_Task details_
Go through the listing below and gather every line with the word "lane".

[Dataset items]
+ + + + +

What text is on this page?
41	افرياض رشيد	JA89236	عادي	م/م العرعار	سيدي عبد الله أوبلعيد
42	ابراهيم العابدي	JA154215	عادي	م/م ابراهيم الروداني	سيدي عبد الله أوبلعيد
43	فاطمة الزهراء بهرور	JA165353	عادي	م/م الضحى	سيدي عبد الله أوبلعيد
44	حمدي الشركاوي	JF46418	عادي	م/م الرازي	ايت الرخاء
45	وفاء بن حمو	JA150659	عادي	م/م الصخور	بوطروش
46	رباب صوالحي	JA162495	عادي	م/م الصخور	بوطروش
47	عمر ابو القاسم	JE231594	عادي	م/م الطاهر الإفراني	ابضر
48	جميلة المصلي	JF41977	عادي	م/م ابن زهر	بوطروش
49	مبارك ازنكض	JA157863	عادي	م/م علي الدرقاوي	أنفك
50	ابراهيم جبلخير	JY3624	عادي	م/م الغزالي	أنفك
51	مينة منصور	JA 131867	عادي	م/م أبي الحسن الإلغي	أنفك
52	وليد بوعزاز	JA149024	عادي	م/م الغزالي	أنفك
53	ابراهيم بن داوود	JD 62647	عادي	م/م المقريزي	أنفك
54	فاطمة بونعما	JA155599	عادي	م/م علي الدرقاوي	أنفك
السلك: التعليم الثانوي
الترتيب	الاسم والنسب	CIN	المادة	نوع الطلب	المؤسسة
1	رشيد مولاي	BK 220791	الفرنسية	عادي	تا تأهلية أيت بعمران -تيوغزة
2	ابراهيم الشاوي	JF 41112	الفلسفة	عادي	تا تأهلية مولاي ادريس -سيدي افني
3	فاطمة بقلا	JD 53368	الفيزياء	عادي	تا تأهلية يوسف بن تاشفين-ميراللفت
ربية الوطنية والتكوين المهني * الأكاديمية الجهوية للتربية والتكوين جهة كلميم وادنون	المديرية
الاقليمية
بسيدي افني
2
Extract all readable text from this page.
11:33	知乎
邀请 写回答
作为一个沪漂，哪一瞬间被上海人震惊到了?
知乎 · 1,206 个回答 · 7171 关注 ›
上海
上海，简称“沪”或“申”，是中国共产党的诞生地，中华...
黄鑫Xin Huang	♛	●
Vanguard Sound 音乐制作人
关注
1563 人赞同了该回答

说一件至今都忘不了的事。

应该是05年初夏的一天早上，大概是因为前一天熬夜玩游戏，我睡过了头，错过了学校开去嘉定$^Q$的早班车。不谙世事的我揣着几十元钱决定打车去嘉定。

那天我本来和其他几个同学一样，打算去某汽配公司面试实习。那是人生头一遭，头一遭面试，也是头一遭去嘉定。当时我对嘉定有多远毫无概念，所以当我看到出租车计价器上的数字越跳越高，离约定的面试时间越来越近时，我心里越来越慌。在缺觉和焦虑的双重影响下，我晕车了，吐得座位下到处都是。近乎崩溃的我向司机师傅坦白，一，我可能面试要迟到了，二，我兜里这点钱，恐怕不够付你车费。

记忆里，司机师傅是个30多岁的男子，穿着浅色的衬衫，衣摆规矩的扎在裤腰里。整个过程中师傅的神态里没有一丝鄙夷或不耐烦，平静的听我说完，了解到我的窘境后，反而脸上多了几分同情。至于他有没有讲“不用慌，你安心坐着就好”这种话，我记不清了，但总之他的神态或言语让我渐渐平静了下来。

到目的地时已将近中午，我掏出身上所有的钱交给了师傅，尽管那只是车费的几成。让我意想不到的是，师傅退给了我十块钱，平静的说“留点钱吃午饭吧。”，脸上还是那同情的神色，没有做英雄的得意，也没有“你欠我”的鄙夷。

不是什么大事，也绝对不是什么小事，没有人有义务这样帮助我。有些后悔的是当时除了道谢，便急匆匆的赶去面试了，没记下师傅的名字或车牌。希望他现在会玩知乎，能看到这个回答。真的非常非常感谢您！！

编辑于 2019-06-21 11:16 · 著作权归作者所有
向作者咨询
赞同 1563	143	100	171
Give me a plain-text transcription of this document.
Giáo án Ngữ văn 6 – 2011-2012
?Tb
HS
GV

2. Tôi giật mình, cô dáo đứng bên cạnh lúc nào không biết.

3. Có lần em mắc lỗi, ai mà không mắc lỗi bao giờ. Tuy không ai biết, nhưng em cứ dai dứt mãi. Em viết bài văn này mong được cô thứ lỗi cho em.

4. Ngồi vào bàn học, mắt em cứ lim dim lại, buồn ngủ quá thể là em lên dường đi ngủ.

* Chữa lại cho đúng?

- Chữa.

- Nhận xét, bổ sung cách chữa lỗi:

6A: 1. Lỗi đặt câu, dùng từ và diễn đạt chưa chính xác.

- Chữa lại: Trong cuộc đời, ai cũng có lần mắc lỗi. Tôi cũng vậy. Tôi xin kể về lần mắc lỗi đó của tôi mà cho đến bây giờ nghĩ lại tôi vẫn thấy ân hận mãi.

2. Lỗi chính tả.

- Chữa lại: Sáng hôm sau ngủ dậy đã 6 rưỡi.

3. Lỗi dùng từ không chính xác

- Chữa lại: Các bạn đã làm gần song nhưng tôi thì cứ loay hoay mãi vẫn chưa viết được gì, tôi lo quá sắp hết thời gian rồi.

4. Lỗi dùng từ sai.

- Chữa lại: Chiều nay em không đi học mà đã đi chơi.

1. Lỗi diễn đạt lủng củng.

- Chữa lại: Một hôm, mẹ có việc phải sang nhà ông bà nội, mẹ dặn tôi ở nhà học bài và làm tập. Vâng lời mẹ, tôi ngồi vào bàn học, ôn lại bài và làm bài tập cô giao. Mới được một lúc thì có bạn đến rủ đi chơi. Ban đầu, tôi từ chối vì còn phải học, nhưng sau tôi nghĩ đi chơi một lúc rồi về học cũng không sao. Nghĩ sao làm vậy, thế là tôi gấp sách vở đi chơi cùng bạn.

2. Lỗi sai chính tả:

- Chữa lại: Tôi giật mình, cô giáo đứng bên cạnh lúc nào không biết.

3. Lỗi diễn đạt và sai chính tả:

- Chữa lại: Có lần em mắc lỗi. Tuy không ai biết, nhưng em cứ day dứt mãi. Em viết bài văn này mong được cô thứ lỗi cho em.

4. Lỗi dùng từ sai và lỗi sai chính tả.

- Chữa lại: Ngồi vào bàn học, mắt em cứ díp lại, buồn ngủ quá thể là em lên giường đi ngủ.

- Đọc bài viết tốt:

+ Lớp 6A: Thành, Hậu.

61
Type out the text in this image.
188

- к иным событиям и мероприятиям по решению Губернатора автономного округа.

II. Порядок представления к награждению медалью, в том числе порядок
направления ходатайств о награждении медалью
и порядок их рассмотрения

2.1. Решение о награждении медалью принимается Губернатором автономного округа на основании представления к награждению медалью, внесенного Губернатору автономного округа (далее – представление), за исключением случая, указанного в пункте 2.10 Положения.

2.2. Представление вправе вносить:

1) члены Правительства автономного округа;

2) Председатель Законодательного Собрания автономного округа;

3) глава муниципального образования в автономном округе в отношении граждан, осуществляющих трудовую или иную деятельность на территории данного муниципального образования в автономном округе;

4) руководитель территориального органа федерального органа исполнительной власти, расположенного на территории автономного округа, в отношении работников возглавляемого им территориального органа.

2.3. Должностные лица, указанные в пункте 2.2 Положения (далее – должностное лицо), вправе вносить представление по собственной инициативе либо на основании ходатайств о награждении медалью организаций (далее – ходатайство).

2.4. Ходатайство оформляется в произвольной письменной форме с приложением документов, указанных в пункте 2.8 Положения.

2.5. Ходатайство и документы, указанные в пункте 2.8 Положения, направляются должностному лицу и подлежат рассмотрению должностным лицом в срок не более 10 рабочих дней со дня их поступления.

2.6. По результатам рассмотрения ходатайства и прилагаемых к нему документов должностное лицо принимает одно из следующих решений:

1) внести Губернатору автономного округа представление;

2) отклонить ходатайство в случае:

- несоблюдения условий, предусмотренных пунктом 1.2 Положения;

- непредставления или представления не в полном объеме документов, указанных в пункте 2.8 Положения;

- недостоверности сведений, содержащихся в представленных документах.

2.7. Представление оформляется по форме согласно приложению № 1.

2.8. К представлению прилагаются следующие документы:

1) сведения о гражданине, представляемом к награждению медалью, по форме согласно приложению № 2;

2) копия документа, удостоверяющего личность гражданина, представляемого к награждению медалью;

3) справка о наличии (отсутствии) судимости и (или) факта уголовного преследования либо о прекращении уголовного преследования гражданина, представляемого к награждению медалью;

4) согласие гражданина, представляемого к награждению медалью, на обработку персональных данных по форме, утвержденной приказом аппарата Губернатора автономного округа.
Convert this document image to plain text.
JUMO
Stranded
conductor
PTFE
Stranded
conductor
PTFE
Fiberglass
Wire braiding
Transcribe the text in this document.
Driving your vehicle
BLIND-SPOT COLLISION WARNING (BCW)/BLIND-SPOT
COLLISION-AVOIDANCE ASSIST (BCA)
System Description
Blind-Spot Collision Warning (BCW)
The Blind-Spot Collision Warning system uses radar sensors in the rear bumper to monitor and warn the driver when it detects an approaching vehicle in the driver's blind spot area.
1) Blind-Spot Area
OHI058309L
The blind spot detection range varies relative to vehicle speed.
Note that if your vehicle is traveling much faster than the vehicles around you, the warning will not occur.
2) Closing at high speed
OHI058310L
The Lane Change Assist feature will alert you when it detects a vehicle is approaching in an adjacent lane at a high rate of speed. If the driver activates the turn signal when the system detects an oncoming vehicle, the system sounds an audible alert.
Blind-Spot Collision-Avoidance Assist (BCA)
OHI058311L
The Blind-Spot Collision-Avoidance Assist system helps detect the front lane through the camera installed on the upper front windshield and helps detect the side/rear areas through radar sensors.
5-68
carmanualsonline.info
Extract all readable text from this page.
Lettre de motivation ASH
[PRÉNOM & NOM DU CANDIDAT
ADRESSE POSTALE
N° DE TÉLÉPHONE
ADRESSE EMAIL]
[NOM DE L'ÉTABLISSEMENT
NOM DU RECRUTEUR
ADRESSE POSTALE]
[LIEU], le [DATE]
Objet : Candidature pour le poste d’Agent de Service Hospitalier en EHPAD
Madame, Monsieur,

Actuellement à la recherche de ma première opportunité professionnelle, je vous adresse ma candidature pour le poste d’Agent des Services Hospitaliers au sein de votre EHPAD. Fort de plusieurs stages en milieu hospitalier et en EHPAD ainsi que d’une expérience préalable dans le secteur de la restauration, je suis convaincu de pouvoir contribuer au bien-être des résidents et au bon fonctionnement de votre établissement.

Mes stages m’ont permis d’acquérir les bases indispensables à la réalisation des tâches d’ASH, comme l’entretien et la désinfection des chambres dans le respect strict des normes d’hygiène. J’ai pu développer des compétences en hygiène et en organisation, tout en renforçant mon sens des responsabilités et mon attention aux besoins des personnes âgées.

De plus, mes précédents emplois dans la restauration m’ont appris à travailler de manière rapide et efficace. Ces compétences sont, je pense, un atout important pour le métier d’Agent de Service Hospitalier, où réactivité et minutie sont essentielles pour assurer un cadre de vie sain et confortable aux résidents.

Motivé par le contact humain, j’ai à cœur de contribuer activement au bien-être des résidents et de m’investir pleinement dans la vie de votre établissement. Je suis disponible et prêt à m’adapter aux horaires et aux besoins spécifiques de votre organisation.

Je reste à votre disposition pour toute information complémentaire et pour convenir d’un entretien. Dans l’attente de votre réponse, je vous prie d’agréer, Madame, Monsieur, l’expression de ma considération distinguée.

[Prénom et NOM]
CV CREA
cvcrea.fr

+ + + + +

_Answer to the task_
The Lane Change Assist feature will alert you when it detects a vehicle is approaching in an adjacent lane at a high rate of speed. If the driver activates the turn signal when the system detects an oncoming vehicle, the system sounds an audible alert.
The Blind-Spot Collision-Avoidance Assist system helps detect the front lane through the camera installed on the upper front windshield and helps detect the side/rear areas through radar sensors.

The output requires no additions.